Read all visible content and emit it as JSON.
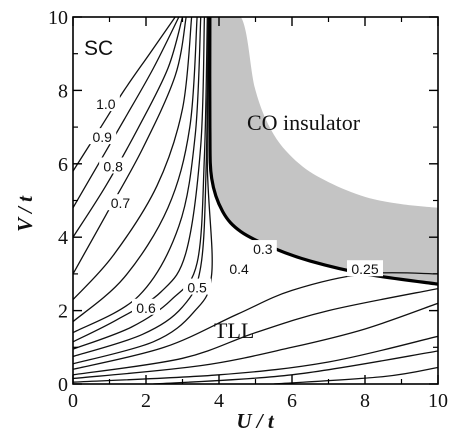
{
  "chart_data": {
    "type": "contour",
    "xlabel": "U / t",
    "ylabel": "V / t",
    "xlim": [
      0,
      10
    ],
    "ylim": [
      0,
      10
    ],
    "x_ticks": [
      "0",
      "2",
      "4",
      "6",
      "8",
      "10"
    ],
    "y_ticks": [
      "0",
      "2",
      "4",
      "6",
      "8",
      "10"
    ],
    "shaded_region": {
      "label": "CO insulator",
      "color": "#c4c4c4",
      "boundary": [
        [
          3.75,
          10
        ],
        [
          3.75,
          7
        ],
        [
          3.8,
          5.6
        ],
        [
          4.1,
          4.7
        ],
        [
          4.6,
          4.15
        ],
        [
          5.5,
          3.7
        ],
        [
          6.5,
          3.35
        ],
        [
          8,
          3.0
        ],
        [
          10,
          2.72
        ]
      ],
      "upper_edge": [
        [
          3.75,
          10
        ],
        [
          4.6,
          10
        ],
        [
          5.0,
          8.0
        ],
        [
          5.5,
          6.8
        ],
        [
          6.2,
          6.0
        ],
        [
          7.0,
          5.5
        ],
        [
          8.0,
          5.1
        ],
        [
          9.0,
          4.9
        ],
        [
          10,
          4.8
        ]
      ]
    },
    "phase_boundary": {
      "level": "0.25",
      "points": [
        [
          3.75,
          10
        ],
        [
          3.75,
          7
        ],
        [
          3.8,
          5.6
        ],
        [
          4.1,
          4.7
        ],
        [
          4.6,
          4.15
        ],
        [
          5.5,
          3.7
        ],
        [
          6.5,
          3.35
        ],
        [
          8,
          3.0
        ],
        [
          10,
          2.72
        ]
      ]
    },
    "contours": [
      {
        "level": "1.0",
        "points": [
          [
            0,
            5.8
          ],
          [
            0.7,
            6.9
          ],
          [
            1.4,
            8.0
          ],
          [
            2.1,
            9.0
          ],
          [
            2.8,
            10
          ]
        ]
      },
      {
        "level": "0.9",
        "points": [
          [
            0,
            4.8
          ],
          [
            0.7,
            6.0
          ],
          [
            1.4,
            7.2
          ],
          [
            2.2,
            8.6
          ],
          [
            2.9,
            10
          ]
        ]
      },
      {
        "level": "0.8",
        "points": [
          [
            0,
            4.0
          ],
          [
            0.9,
            5.4
          ],
          [
            1.8,
            7.0
          ],
          [
            2.6,
            8.6
          ],
          [
            3.0,
            10
          ]
        ]
      },
      {
        "level": "0.7",
        "points": [
          [
            0,
            3.0
          ],
          [
            0.9,
            4.6
          ],
          [
            1.9,
            6.4
          ],
          [
            2.8,
            8.4
          ],
          [
            3.1,
            10
          ]
        ]
      },
      {
        "level": "",
        "points": [
          [
            0,
            2.3
          ],
          [
            1.1,
            3.5
          ],
          [
            2.3,
            5.4
          ],
          [
            3.0,
            7.5
          ],
          [
            3.25,
            10
          ]
        ]
      },
      {
        "level": "",
        "points": [
          [
            0,
            1.7
          ],
          [
            1.4,
            2.9
          ],
          [
            2.6,
            4.8
          ],
          [
            3.2,
            7.0
          ],
          [
            3.4,
            10
          ]
        ]
      },
      {
        "level": "",
        "points": [
          [
            0,
            1.4
          ],
          [
            1.8,
            2.4
          ],
          [
            2.9,
            4.3
          ],
          [
            3.35,
            6.8
          ],
          [
            3.5,
            10
          ]
        ]
      },
      {
        "level": "0.6",
        "points": [
          [
            0,
            1.15
          ],
          [
            1.2,
            1.75
          ],
          [
            2.4,
            2.5
          ],
          [
            3.1,
            3.6
          ],
          [
            3.5,
            6.5
          ],
          [
            3.6,
            10
          ]
        ]
      },
      {
        "level": "0.5",
        "points": [
          [
            0,
            0.95
          ],
          [
            1.6,
            1.55
          ],
          [
            2.7,
            2.3
          ],
          [
            3.4,
            3.3
          ],
          [
            3.6,
            6.2
          ],
          [
            3.68,
            10
          ]
        ]
      },
      {
        "level": "0.4",
        "points": [
          [
            0,
            0.75
          ],
          [
            1.9,
            1.35
          ],
          [
            3.0,
            2.1
          ],
          [
            3.5,
            3.2
          ],
          [
            3.65,
            6.0
          ],
          [
            3.7,
            10
          ]
        ]
      },
      {
        "level": "0.3",
        "points": [
          [
            0,
            0.55
          ],
          [
            2.2,
            1.15
          ],
          [
            3.3,
            1.95
          ],
          [
            3.8,
            3.0
          ],
          [
            3.68,
            6.0
          ],
          [
            3.72,
            10
          ]
        ]
      },
      {
        "level": "",
        "points": [
          [
            0,
            0.4
          ],
          [
            2.5,
            1.0
          ],
          [
            4.5,
            1.9
          ],
          [
            6.0,
            2.55
          ],
          [
            8,
            3.0
          ],
          [
            10,
            3.0
          ]
        ]
      },
      {
        "level": "",
        "points": [
          [
            0,
            0.25
          ],
          [
            3,
            0.7
          ],
          [
            5,
            1.4
          ],
          [
            7,
            2.0
          ],
          [
            10,
            2.6
          ]
        ]
      },
      {
        "level": "",
        "points": [
          [
            0,
            0.15
          ],
          [
            3.5,
            0.5
          ],
          [
            6,
            1.0
          ],
          [
            8,
            1.5
          ],
          [
            10,
            2.2
          ]
        ]
      },
      {
        "level": "",
        "points": [
          [
            0,
            0.05
          ],
          [
            4,
            0.25
          ],
          [
            7,
            0.6
          ],
          [
            10,
            1.3
          ]
        ]
      },
      {
        "level": "",
        "points": [
          [
            2.2,
            0
          ],
          [
            6,
            0.25
          ],
          [
            10,
            0.9
          ]
        ]
      },
      {
        "level": "",
        "points": [
          [
            5.5,
            0
          ],
          [
            8.5,
            0.2
          ],
          [
            10,
            0.45
          ]
        ]
      }
    ],
    "contour_labels": [
      {
        "text": "1.0",
        "x": 0.9,
        "y": 7.6
      },
      {
        "text": "0.9",
        "x": 0.8,
        "y": 6.7
      },
      {
        "text": "0.8",
        "x": 1.1,
        "y": 5.9
      },
      {
        "text": "0.7",
        "x": 1.3,
        "y": 4.9
      },
      {
        "text": "0.6",
        "x": 2.0,
        "y": 2.05
      },
      {
        "text": "0.5",
        "x": 3.4,
        "y": 2.6
      },
      {
        "text": "0.4",
        "x": 4.55,
        "y": 3.1
      },
      {
        "text": "0.3",
        "x": 5.2,
        "y": 3.65
      },
      {
        "text": "0.25",
        "x": 8.0,
        "y": 3.1
      }
    ],
    "annotations": [
      "SC",
      "CO insulator",
      "TLL"
    ]
  }
}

**WRITTEN TASK**
Keep the pictures out of the copy and return the rest of the data above exactly.

**PROBLEM SOLUTION**
Read all visible content and emit it as JSON.
{
  "chart_data": {
    "type": "contour",
    "xlabel": "U / t",
    "ylabel": "V / t",
    "xlim": [
      0,
      10
    ],
    "ylim": [
      0,
      10
    ],
    "x_ticks": [
      "0",
      "2",
      "4",
      "6",
      "8",
      "10"
    ],
    "y_ticks": [
      "0",
      "2",
      "4",
      "6",
      "8",
      "10"
    ],
    "shaded_region": {
      "label": "CO insulator",
      "color": "#c4c4c4",
      "boundary": [
        [
          3.75,
          10
        ],
        [
          3.75,
          7
        ],
        [
          3.8,
          5.6
        ],
        [
          4.1,
          4.7
        ],
        [
          4.6,
          4.15
        ],
        [
          5.5,
          3.7
        ],
        [
          6.5,
          3.35
        ],
        [
          8,
          3.0
        ],
        [
          10,
          2.72
        ]
      ],
      "upper_edge": [
        [
          3.75,
          10
        ],
        [
          4.6,
          10
        ],
        [
          5.0,
          8.0
        ],
        [
          5.5,
          6.8
        ],
        [
          6.2,
          6.0
        ],
        [
          7.0,
          5.5
        ],
        [
          8.0,
          5.1
        ],
        [
          9.0,
          4.9
        ],
        [
          10,
          4.8
        ]
      ]
    },
    "phase_boundary": {
      "level": "0.25",
      "points": [
        [
          3.75,
          10
        ],
        [
          3.75,
          7
        ],
        [
          3.8,
          5.6
        ],
        [
          4.1,
          4.7
        ],
        [
          4.6,
          4.15
        ],
        [
          5.5,
          3.7
        ],
        [
          6.5,
          3.35
        ],
        [
          8,
          3.0
        ],
        [
          10,
          2.72
        ]
      ]
    },
    "contours": [
      {
        "level": "1.0",
        "points": [
          [
            0,
            5.8
          ],
          [
            0.7,
            6.9
          ],
          [
            1.4,
            8.0
          ],
          [
            2.1,
            9.0
          ],
          [
            2.8,
            10
          ]
        ]
      },
      {
        "level": "0.9",
        "points": [
          [
            0,
            4.8
          ],
          [
            0.7,
            6.0
          ],
          [
            1.4,
            7.2
          ],
          [
            2.2,
            8.6
          ],
          [
            2.9,
            10
          ]
        ]
      },
      {
        "level": "0.8",
        "points": [
          [
            0,
            4.0
          ],
          [
            0.9,
            5.4
          ],
          [
            1.8,
            7.0
          ],
          [
            2.6,
            8.6
          ],
          [
            3.0,
            10
          ]
        ]
      },
      {
        "level": "0.7",
        "points": [
          [
            0,
            3.0
          ],
          [
            0.9,
            4.6
          ],
          [
            1.9,
            6.4
          ],
          [
            2.8,
            8.4
          ],
          [
            3.1,
            10
          ]
        ]
      },
      {
        "level": "",
        "points": [
          [
            0,
            2.3
          ],
          [
            1.1,
            3.5
          ],
          [
            2.3,
            5.4
          ],
          [
            3.0,
            7.5
          ],
          [
            3.25,
            10
          ]
        ]
      },
      {
        "level": "",
        "points": [
          [
            0,
            1.7
          ],
          [
            1.4,
            2.9
          ],
          [
            2.6,
            4.8
          ],
          [
            3.2,
            7.0
          ],
          [
            3.4,
            10
          ]
        ]
      },
      {
        "level": "",
        "points": [
          [
            0,
            1.4
          ],
          [
            1.8,
            2.4
          ],
          [
            2.9,
            4.3
          ],
          [
            3.35,
            6.8
          ],
          [
            3.5,
            10
          ]
        ]
      },
      {
        "level": "0.6",
        "points": [
          [
            0,
            1.15
          ],
          [
            1.2,
            1.75
          ],
          [
            2.4,
            2.5
          ],
          [
            3.1,
            3.6
          ],
          [
            3.5,
            6.5
          ],
          [
            3.6,
            10
          ]
        ]
      },
      {
        "level": "0.5",
        "points": [
          [
            0,
            0.95
          ],
          [
            1.6,
            1.55
          ],
          [
            2.7,
            2.3
          ],
          [
            3.4,
            3.3
          ],
          [
            3.6,
            6.2
          ],
          [
            3.68,
            10
          ]
        ]
      },
      {
        "level": "0.4",
        "points": [
          [
            0,
            0.75
          ],
          [
            1.9,
            1.35
          ],
          [
            3.0,
            2.1
          ],
          [
            3.5,
            3.2
          ],
          [
            3.65,
            6.0
          ],
          [
            3.7,
            10
          ]
        ]
      },
      {
        "level": "0.3",
        "points": [
          [
            0,
            0.55
          ],
          [
            2.2,
            1.15
          ],
          [
            3.3,
            1.95
          ],
          [
            3.8,
            3.0
          ],
          [
            3.68,
            6.0
          ],
          [
            3.72,
            10
          ]
        ]
      },
      {
        "level": "",
        "points": [
          [
            0,
            0.4
          ],
          [
            2.5,
            1.0
          ],
          [
            4.5,
            1.9
          ],
          [
            6.0,
            2.55
          ],
          [
            8,
            3.0
          ],
          [
            10,
            3.0
          ]
        ]
      },
      {
        "level": "",
        "points": [
          [
            0,
            0.25
          ],
          [
            3,
            0.7
          ],
          [
            5,
            1.4
          ],
          [
            7,
            2.0
          ],
          [
            10,
            2.6
          ]
        ]
      },
      {
        "level": "",
        "points": [
          [
            0,
            0.15
          ],
          [
            3.5,
            0.5
          ],
          [
            6,
            1.0
          ],
          [
            8,
            1.5
          ],
          [
            10,
            2.2
          ]
        ]
      },
      {
        "level": "",
        "points": [
          [
            0,
            0.05
          ],
          [
            4,
            0.25
          ],
          [
            7,
            0.6
          ],
          [
            10,
            1.3
          ]
        ]
      },
      {
        "level": "",
        "points": [
          [
            2.2,
            0
          ],
          [
            6,
            0.25
          ],
          [
            10,
            0.9
          ]
        ]
      },
      {
        "level": "",
        "points": [
          [
            5.5,
            0
          ],
          [
            8.5,
            0.2
          ],
          [
            10,
            0.45
          ]
        ]
      }
    ],
    "contour_labels": [
      {
        "text": "1.0",
        "x": 0.9,
        "y": 7.6
      },
      {
        "text": "0.9",
        "x": 0.8,
        "y": 6.7
      },
      {
        "text": "0.8",
        "x": 1.1,
        "y": 5.9
      },
      {
        "text": "0.7",
        "x": 1.3,
        "y": 4.9
      },
      {
        "text": "0.6",
        "x": 2.0,
        "y": 2.05
      },
      {
        "text": "0.5",
        "x": 3.4,
        "y": 2.6
      },
      {
        "text": "0.4",
        "x": 4.55,
        "y": 3.1
      },
      {
        "text": "0.3",
        "x": 5.2,
        "y": 3.65
      },
      {
        "text": "0.25",
        "x": 8.0,
        "y": 3.1
      }
    ],
    "annotations": [
      "SC",
      "CO insulator",
      "TLL"
    ]
  }
}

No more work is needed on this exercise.